Figure record extracts
---
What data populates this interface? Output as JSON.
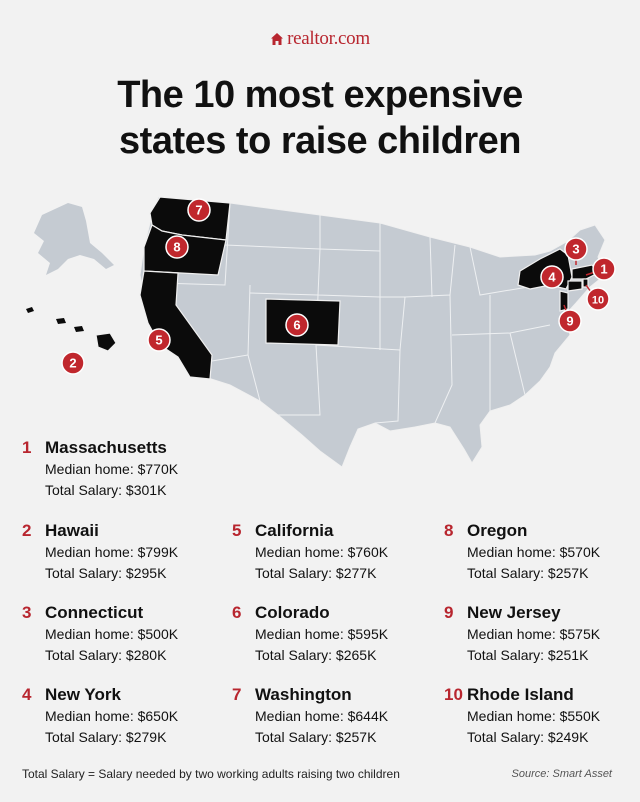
{
  "brand": {
    "name": "realtor.com"
  },
  "title": {
    "line1": "The 10 most expensive",
    "line2": "states to raise children"
  },
  "colors": {
    "accent": "#c0272d",
    "highlight_state": "#0b0b0b",
    "other_states": "#c5cbd2"
  },
  "entries": [
    {
      "rank": "1",
      "state": "Massachusetts",
      "median_home": "Median home: $770K",
      "total_salary": "Total Salary: $301K"
    },
    {
      "rank": "2",
      "state": "Hawaii",
      "median_home": "Median home: $799K",
      "total_salary": "Total Salary: $295K"
    },
    {
      "rank": "3",
      "state": "Connecticut",
      "median_home": "Median home: $500K",
      "total_salary": "Total Salary: $280K"
    },
    {
      "rank": "4",
      "state": "New York",
      "median_home": "Median home: $650K",
      "total_salary": "Total Salary: $279K"
    },
    {
      "rank": "5",
      "state": "California",
      "median_home": "Median home: $760K",
      "total_salary": "Total Salary: $277K"
    },
    {
      "rank": "6",
      "state": "Colorado",
      "median_home": "Median home: $595K",
      "total_salary": "Total Salary: $265K"
    },
    {
      "rank": "7",
      "state": "Washington",
      "median_home": "Median home: $644K",
      "total_salary": "Total Salary: $257K"
    },
    {
      "rank": "8",
      "state": "Oregon",
      "median_home": "Median home: $570K",
      "total_salary": "Total Salary: $257K"
    },
    {
      "rank": "9",
      "state": "New Jersey",
      "median_home": "Median home: $575K",
      "total_salary": "Total Salary: $251K"
    },
    {
      "rank": "10",
      "state": "Rhode Island",
      "median_home": "Median home: $550K",
      "total_salary": "Total Salary: $249K"
    }
  ],
  "footnote": "Total Salary = Salary needed by two working adults raising two children",
  "source": "Source: Smart Asset"
}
---
Challenge
Within the material above, find the lines that contain the word "Salary"; copy them.

Solution for this problem
      "total_salary": "Total Salary: $301K"
      "total_salary": "Total Salary: $295K"
      "total_salary": "Total Salary: $280K"
      "total_salary": "Total Salary: $279K"
      "total_salary": "Total Salary: $277K"
      "total_salary": "Total Salary: $265K"
      "total_salary": "Total Salary: $257K"
      "total_salary": "Total Salary: $257K"
      "total_salary": "Total Salary: $251K"
      "total_salary": "Total Salary: $249K"
  "footnote": "Total Salary = Salary needed by two working adults raising two children",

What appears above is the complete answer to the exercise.